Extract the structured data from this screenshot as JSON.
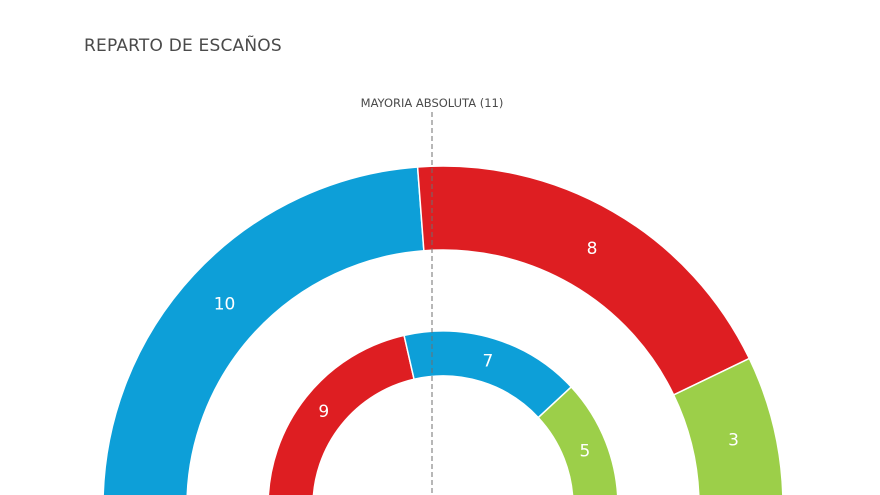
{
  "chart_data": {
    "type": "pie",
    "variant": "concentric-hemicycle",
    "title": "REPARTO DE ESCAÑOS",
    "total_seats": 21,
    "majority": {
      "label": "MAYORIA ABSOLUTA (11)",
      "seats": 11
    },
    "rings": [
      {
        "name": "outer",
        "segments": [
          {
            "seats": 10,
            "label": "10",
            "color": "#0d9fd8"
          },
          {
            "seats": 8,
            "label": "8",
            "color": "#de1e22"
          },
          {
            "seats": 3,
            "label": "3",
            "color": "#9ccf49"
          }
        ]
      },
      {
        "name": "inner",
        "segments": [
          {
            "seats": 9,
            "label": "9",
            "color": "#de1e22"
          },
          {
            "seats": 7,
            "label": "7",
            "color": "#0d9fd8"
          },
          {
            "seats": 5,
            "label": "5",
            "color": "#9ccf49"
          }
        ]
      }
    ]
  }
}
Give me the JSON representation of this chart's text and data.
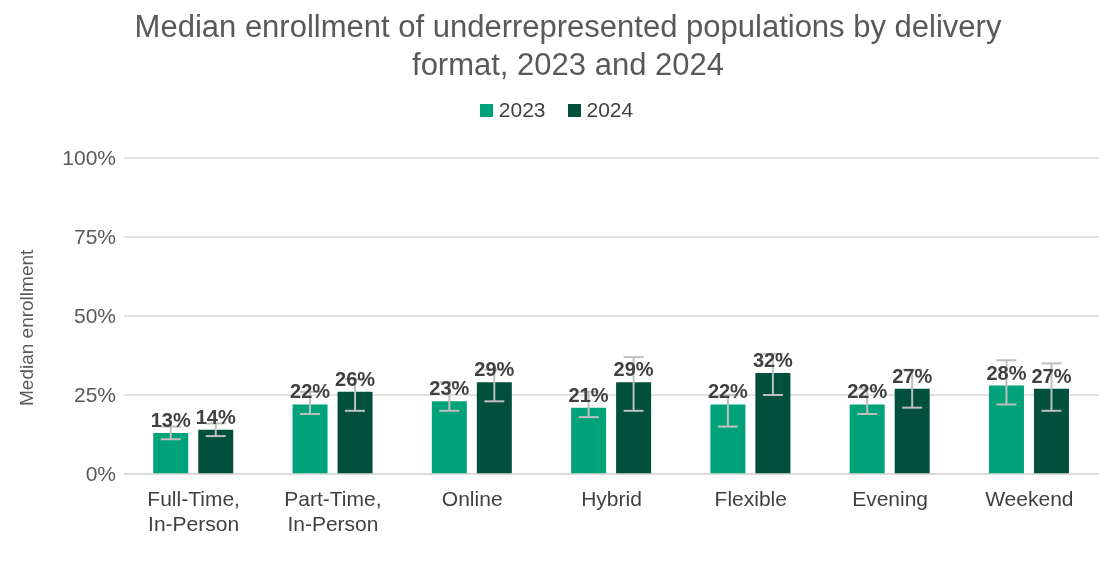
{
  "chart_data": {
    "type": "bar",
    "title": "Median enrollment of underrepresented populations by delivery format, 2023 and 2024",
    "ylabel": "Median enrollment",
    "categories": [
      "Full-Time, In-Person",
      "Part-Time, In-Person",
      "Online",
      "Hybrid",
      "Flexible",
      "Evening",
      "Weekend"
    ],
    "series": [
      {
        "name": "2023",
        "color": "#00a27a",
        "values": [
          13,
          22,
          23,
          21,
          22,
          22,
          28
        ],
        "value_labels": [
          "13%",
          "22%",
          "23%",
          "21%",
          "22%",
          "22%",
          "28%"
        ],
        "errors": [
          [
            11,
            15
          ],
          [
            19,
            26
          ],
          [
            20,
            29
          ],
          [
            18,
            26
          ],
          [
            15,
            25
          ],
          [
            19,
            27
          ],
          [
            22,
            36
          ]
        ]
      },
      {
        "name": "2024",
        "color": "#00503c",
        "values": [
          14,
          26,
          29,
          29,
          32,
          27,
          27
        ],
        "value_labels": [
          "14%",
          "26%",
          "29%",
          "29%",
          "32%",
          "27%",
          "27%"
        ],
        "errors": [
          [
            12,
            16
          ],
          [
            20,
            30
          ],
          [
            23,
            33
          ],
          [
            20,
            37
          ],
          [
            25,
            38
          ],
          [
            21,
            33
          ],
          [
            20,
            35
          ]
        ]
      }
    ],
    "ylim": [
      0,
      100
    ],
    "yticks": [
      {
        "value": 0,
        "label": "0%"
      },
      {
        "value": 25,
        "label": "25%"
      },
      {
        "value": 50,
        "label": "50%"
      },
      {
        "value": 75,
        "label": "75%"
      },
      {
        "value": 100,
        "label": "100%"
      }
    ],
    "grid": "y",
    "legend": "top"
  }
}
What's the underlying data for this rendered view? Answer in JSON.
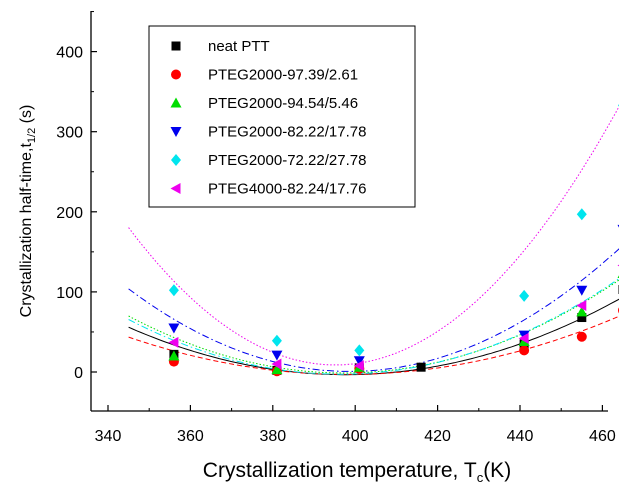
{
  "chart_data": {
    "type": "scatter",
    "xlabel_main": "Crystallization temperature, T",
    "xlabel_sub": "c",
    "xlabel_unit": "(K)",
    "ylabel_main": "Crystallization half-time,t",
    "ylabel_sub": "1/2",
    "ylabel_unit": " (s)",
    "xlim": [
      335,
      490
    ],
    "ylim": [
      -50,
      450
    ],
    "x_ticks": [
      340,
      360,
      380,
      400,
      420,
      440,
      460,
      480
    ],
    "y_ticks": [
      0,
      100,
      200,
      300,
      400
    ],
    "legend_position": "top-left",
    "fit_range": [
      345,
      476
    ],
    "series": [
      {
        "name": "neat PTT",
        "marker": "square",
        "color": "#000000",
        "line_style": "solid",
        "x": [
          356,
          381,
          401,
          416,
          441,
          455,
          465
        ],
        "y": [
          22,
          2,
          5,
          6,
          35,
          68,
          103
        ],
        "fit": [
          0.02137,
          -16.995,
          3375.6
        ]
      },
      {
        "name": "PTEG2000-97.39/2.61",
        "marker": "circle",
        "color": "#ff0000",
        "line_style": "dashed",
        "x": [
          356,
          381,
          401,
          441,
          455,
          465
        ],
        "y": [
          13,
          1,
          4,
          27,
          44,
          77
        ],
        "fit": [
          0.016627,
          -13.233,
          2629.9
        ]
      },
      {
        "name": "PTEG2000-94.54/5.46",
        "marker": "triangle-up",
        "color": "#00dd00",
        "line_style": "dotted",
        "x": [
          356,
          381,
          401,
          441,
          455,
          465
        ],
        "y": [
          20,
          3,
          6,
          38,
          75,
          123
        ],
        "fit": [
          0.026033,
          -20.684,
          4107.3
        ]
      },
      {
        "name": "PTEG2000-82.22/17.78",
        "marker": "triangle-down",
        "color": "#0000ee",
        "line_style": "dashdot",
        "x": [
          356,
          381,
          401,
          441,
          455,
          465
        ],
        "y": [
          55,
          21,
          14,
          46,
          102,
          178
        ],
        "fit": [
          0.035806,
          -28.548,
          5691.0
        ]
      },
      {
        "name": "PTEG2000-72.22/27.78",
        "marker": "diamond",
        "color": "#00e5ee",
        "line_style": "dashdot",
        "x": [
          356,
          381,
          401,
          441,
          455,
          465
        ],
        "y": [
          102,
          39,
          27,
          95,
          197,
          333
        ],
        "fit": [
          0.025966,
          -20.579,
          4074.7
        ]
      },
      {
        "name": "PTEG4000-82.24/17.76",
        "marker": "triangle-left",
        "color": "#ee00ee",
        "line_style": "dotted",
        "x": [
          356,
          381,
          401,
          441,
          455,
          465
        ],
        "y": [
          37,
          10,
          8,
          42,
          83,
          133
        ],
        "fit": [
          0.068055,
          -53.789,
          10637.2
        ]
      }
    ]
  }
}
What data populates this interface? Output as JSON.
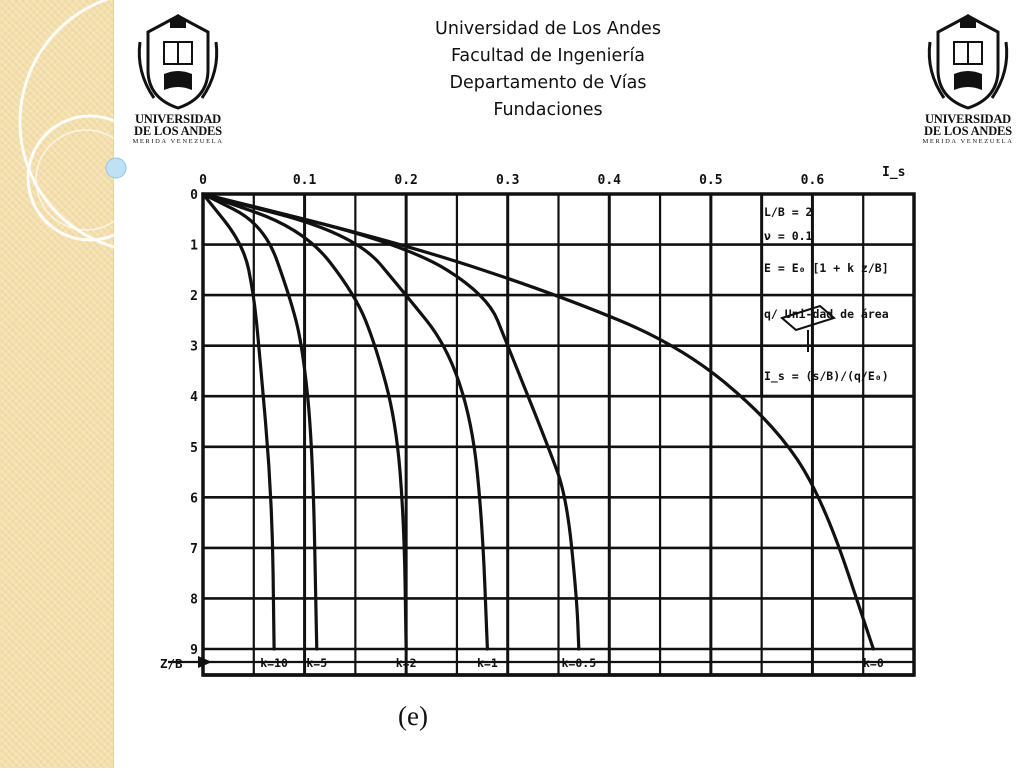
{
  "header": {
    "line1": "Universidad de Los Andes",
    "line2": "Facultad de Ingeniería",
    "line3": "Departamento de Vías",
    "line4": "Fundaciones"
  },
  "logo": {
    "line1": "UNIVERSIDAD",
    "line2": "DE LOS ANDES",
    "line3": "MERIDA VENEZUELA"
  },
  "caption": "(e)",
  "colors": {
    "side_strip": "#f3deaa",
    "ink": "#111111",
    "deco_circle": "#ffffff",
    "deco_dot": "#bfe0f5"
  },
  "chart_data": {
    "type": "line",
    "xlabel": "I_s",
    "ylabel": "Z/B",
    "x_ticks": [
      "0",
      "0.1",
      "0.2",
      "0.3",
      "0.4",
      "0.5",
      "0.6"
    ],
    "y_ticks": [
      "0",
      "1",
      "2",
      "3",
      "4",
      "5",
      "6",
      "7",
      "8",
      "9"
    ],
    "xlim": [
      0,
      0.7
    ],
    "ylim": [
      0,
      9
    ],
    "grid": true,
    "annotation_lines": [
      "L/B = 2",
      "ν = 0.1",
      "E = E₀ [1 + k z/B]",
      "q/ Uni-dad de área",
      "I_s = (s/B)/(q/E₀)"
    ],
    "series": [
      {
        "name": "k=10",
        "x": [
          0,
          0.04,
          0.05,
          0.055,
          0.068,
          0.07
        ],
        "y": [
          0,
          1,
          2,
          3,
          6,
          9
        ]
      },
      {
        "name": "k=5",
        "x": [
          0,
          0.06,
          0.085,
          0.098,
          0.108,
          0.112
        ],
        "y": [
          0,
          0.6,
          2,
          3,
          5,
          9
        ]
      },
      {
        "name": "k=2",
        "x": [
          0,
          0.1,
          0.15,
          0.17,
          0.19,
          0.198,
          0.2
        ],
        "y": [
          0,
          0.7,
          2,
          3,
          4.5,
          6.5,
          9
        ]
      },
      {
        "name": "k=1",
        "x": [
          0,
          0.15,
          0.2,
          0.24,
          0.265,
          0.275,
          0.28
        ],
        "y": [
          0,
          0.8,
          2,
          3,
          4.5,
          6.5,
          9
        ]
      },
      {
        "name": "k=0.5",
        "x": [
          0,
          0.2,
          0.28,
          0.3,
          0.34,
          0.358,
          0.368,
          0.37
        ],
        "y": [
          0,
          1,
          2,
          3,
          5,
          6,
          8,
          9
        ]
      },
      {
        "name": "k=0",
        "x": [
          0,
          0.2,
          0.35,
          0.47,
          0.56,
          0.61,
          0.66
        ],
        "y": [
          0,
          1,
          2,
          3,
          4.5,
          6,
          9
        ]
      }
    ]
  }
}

## Exercise objective
Find each line holding the word "JSON" and copy it.

## Exercise response
Extract the structured data from this screenshot as JSON.
Give me the JSON representation of this chart's text and data.
What's the underlying data for this rendered view? Answer in JSON.
What data populates this interface? Output as JSON.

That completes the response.